Aim of the task:
Collect all lines containing the word "document" from the data.
#### Task material
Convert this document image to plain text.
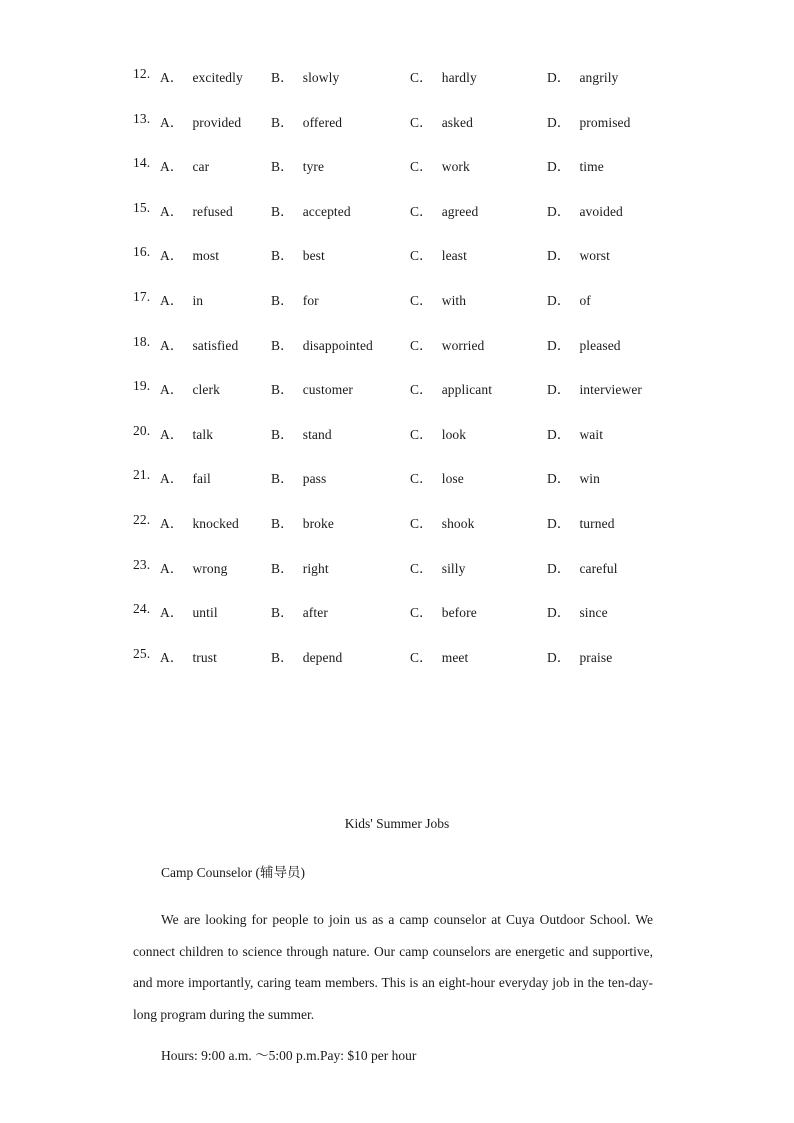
12. A． excitedly B． slowly	C． hardly	D． angrily
13. A． provided B． offered	C． asked	D． promised
14. A． car	B． tyre	C． work	D． time
15. A． refused	B． accepted	C． agreed	D． avoided
16. A． most	B． best	C． least	D． worst
17. A． in	B． for	C． with	D． of
18. A． satisfied B． disappointed	C． worried	D． pleased
19. A． clerk	B． customer	C． applicant	D． interviewer
20. A． talk	B． stand	C． look	D． wait
21. A． fail	B． pass	C． lose	D． win
22. A． knocked B． broke	C． shook	D． turned
23. A． wrong	B． right	C． silly	D． careful
24. A． until	B． after	C． before	D． since
25. A． trust	B． depend	C． meet	D． praise
Kids' Summer Jobs
Camp Counselor (辅导员)
We are looking for people to join us as a camp counselor at Cuya Outdoor School. We connect children to science through nature. Our camp counselors are energetic and supportive, and more importantly, caring team members. This is an eight-hour everyday job in the ten-day-long program during the summer.
Hours: 9:00 a.m. ～5:00 p.m.Pay: $10 per hour
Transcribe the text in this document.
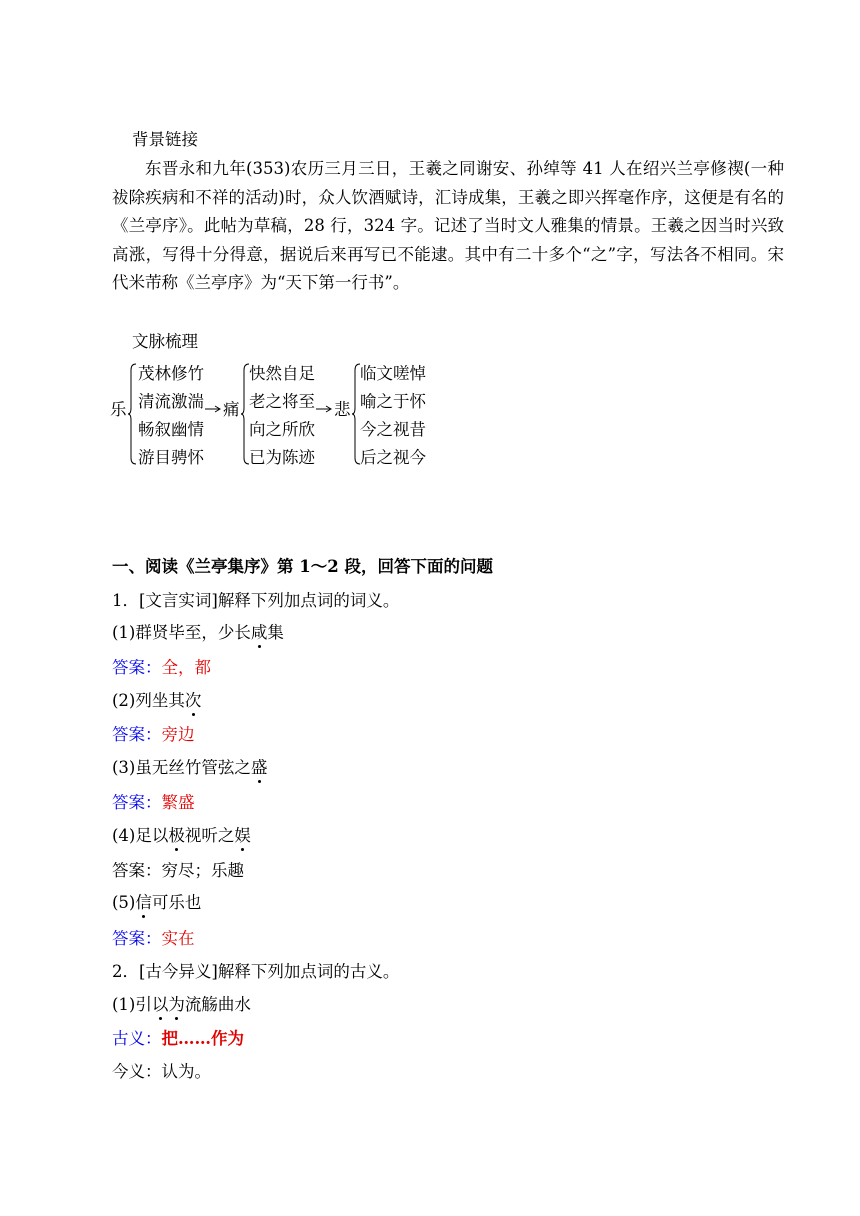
背景链接
东晋永和九年(353)农历三月三日，王羲之同谢安、孙绰等 41 人在绍兴兰亭修禊(一种祓除疾病和不祥的活动)时，众人饮酒赋诗，汇诗成集，王羲之即兴挥毫作序，这便是有名的《兰亭序》。此帖为草稿，28 行，324 字。记述了当时文人雅集的情景。王羲之因当时兴致高涨，写得十分得意，据说后来再写已不能逮。其中有二十多个“之”字，写法各不相同。宋代米芾称《兰亭序》为“天下第一行书”。
文脉梳理
乐
茂林修竹
清流激湍
畅叙幽情
游目骋怀
痛
快然自足
老之将至
向之所欣
已为陈迹
悲
临文嗟悼
喻之于怀
今之视昔
后之视今
一、阅读《兰亭集序》第 1～2 段，回答下面的问题
1．[文言实词]解释下列加点词的词义。
(1)群贤毕至，少长咸集
答案：全，都
(2)列坐其次
答案：旁边
(3)虽无丝竹管弦之盛
答案：繁盛
(4)足以极视听之娱
答案：穷尽；乐趣
(5)信可乐也
答案：实在
2．[古今异义]解释下列加点词的古义。
(1)引以为流觞曲水
古义：把……作为
今义：认为。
########
Expected answer:
Convert this document image to plain text.
Transcribe the text in this document.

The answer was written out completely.